**WHAT TO WORK ON**
Check each line of the records below for the word "Johannesburg" and copy those where it appears.
### DATASET CONTENT
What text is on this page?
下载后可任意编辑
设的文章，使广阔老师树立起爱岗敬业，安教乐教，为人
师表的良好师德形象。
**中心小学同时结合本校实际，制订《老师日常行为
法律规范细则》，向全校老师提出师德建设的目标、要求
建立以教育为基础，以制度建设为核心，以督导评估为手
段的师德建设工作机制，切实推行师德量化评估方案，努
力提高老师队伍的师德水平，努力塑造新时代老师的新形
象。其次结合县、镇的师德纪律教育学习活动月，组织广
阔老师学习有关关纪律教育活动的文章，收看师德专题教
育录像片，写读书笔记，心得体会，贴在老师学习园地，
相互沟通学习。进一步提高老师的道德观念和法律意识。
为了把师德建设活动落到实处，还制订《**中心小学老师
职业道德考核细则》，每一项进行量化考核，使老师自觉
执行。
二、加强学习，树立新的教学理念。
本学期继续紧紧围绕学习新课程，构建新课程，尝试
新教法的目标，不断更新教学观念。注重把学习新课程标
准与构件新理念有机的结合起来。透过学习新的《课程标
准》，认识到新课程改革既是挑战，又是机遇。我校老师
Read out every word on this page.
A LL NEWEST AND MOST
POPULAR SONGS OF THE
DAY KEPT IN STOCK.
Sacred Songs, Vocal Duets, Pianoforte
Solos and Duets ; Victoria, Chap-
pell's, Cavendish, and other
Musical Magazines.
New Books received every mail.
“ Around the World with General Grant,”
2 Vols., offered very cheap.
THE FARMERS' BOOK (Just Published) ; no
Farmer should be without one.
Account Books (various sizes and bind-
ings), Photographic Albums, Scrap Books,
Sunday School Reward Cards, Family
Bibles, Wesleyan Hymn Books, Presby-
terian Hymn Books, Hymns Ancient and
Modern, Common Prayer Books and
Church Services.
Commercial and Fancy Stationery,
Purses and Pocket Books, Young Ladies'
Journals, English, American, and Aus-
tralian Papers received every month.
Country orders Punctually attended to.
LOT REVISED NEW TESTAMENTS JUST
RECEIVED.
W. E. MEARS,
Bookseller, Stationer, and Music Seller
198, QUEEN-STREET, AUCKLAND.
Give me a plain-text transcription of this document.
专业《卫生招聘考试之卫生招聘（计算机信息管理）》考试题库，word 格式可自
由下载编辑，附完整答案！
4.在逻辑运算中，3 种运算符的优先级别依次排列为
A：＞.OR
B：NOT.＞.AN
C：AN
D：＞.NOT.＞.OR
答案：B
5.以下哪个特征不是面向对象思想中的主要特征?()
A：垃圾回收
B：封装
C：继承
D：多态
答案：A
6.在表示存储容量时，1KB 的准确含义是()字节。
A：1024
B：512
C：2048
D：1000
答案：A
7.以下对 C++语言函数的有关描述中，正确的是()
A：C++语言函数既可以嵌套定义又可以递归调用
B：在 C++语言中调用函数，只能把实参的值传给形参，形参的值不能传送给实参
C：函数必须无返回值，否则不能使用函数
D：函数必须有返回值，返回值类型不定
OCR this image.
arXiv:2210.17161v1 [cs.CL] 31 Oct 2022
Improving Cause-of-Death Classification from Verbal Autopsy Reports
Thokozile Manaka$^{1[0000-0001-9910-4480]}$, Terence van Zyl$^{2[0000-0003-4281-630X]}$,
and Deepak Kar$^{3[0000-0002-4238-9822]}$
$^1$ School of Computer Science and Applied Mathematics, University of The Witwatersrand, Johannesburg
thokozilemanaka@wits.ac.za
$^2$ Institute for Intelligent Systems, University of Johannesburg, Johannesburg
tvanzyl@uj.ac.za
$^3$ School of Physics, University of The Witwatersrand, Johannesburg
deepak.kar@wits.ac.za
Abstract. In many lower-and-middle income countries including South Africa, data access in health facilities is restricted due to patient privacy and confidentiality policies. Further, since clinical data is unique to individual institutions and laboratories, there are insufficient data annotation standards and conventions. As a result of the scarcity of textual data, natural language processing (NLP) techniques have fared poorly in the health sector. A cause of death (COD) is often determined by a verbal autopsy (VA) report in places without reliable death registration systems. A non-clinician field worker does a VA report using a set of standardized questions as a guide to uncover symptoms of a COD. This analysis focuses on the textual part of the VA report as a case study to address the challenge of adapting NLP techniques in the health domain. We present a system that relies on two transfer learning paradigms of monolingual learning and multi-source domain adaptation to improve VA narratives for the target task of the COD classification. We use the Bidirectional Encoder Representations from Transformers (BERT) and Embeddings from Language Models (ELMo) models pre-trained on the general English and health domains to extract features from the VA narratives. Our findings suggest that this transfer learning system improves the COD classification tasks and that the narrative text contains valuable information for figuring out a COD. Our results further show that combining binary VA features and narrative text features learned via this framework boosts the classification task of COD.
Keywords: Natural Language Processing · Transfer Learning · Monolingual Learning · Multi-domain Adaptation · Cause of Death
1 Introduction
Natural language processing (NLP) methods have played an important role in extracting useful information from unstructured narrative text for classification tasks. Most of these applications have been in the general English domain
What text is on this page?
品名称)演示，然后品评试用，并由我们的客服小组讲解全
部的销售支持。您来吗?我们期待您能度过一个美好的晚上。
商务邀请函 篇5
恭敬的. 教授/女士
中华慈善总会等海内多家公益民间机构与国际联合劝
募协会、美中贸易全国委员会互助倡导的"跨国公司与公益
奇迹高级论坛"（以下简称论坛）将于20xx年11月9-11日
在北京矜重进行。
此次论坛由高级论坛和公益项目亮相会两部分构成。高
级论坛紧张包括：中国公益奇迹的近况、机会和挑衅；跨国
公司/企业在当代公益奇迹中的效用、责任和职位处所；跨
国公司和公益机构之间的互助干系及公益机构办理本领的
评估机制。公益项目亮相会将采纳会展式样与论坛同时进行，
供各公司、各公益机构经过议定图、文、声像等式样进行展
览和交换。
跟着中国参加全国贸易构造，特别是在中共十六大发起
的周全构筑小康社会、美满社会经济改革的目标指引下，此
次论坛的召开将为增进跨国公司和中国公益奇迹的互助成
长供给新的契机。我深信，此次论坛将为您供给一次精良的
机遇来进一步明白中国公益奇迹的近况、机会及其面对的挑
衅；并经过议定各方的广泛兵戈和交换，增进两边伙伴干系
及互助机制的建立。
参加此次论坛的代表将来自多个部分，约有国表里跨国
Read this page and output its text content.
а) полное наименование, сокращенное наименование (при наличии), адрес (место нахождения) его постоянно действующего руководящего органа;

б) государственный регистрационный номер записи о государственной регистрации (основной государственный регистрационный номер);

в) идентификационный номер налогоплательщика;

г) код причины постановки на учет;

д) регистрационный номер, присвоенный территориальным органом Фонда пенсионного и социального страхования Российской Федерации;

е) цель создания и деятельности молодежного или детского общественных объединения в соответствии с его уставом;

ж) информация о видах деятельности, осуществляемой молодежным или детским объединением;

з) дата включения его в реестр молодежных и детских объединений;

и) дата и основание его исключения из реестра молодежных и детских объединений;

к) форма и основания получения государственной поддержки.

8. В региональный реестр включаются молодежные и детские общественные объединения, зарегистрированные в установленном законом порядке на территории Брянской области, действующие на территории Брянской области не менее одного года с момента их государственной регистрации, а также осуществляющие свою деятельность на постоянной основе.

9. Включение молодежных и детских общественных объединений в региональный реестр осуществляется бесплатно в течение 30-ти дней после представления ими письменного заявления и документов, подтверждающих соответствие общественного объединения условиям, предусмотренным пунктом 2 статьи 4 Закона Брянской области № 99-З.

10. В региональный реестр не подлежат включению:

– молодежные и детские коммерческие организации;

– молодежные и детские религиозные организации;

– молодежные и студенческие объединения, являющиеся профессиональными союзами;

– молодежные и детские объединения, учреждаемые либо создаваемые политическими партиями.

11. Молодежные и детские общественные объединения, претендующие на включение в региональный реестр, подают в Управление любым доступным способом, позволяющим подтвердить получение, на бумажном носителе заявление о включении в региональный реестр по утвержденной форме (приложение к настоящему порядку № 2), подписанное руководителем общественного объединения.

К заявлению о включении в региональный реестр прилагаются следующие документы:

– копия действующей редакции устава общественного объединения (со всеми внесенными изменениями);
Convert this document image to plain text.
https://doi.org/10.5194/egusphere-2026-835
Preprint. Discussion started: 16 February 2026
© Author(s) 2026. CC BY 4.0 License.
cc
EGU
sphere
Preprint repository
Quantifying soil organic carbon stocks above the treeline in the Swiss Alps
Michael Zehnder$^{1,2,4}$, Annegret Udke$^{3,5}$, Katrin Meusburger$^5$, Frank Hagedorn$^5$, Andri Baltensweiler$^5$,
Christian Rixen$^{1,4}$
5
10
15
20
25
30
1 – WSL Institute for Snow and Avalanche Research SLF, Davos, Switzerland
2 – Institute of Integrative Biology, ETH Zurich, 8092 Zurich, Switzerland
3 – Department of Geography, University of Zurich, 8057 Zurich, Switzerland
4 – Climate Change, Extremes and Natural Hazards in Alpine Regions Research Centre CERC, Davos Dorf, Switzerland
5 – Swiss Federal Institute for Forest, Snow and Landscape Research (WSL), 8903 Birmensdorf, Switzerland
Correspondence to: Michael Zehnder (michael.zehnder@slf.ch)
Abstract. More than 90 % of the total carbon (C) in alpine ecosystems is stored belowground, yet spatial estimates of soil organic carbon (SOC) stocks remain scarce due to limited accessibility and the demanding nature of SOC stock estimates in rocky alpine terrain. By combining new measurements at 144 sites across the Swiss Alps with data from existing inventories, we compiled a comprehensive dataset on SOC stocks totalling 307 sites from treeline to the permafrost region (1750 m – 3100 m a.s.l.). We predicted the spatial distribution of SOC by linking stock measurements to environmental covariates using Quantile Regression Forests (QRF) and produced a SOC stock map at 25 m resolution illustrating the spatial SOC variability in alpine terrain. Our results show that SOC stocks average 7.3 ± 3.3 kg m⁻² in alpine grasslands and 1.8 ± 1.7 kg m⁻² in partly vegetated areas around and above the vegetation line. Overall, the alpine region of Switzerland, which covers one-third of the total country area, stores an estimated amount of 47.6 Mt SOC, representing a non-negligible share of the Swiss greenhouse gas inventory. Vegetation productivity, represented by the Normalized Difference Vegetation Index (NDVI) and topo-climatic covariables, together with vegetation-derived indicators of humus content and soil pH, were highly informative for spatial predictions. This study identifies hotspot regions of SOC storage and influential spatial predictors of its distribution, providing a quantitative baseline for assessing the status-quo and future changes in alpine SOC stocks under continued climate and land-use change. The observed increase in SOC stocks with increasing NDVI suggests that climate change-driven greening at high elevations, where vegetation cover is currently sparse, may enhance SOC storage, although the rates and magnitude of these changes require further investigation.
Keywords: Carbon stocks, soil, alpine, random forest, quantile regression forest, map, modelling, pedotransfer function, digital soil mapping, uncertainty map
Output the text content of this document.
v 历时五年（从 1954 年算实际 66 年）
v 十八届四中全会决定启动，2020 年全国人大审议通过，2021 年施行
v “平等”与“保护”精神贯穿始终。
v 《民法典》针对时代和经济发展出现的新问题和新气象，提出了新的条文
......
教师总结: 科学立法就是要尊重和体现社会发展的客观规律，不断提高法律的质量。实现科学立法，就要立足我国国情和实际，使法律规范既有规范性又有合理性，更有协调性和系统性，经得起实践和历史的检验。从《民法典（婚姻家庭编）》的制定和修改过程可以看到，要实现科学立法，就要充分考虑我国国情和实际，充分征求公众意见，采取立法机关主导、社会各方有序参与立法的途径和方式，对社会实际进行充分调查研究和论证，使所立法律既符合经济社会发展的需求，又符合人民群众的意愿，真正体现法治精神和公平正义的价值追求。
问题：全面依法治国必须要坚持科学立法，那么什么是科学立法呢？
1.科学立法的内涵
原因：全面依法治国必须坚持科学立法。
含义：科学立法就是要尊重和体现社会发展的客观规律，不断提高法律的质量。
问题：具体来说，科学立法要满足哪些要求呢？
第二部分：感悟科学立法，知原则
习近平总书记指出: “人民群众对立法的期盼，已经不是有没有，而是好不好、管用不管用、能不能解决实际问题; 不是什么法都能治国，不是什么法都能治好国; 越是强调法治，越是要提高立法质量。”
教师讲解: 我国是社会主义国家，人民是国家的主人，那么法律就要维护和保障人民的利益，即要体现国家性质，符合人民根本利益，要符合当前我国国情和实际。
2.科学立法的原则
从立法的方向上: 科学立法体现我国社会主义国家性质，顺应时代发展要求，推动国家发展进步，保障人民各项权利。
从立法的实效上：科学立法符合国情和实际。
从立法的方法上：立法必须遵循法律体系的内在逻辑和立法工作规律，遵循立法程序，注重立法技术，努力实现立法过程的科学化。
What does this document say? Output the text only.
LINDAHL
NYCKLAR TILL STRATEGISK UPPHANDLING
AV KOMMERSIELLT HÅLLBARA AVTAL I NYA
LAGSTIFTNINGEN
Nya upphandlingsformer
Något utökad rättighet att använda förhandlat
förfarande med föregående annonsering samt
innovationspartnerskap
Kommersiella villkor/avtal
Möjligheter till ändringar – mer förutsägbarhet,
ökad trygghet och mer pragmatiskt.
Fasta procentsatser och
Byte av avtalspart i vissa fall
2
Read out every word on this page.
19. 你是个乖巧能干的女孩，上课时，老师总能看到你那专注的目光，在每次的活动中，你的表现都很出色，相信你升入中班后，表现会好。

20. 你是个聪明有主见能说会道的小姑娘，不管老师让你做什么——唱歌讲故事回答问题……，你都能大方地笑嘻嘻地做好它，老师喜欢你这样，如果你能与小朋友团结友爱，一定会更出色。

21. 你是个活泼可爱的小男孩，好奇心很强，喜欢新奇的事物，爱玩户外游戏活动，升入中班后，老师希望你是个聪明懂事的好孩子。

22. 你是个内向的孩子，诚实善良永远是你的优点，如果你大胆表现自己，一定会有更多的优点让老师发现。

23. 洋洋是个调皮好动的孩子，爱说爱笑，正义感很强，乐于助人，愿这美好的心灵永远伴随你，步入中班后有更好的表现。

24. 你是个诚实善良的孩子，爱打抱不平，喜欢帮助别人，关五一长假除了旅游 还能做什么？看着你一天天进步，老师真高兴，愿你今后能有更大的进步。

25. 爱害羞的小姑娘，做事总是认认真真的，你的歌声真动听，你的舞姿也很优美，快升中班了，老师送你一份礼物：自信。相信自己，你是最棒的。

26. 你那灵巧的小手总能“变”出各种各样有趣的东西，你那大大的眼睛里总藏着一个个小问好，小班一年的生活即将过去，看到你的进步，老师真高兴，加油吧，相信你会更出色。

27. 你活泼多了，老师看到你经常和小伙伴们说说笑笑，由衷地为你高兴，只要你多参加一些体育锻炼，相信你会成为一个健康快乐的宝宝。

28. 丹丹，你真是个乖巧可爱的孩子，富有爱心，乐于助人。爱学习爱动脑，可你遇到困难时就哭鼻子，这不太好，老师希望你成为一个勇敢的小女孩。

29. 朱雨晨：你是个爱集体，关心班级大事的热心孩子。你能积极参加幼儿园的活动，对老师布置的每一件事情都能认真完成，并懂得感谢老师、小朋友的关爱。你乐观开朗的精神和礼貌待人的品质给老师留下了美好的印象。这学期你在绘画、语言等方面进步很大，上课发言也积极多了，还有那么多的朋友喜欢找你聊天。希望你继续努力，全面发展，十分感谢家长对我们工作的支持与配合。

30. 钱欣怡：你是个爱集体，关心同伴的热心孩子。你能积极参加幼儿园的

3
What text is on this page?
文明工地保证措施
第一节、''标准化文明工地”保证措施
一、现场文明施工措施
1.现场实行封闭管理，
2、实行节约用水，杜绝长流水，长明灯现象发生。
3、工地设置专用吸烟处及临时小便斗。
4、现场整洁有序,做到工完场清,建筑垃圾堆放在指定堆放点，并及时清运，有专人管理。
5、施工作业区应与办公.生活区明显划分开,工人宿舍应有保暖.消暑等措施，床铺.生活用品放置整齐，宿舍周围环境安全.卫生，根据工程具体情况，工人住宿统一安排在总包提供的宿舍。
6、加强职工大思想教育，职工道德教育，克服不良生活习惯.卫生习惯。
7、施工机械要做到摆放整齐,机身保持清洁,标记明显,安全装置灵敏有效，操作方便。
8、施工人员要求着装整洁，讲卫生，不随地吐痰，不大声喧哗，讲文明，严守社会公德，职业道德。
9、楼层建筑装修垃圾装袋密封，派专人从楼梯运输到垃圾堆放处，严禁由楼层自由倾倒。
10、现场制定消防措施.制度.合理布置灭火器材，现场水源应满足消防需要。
######
**THE ANSWER**
$^1$ School of Computer Science and Applied Mathematics, University of The Witwatersrand, Johannesburg
$^2$ Institute for Intelligent Systems, University of Johannesburg, Johannesburg
$^3$ School of Physics, University of The Witwatersrand, Johannesburg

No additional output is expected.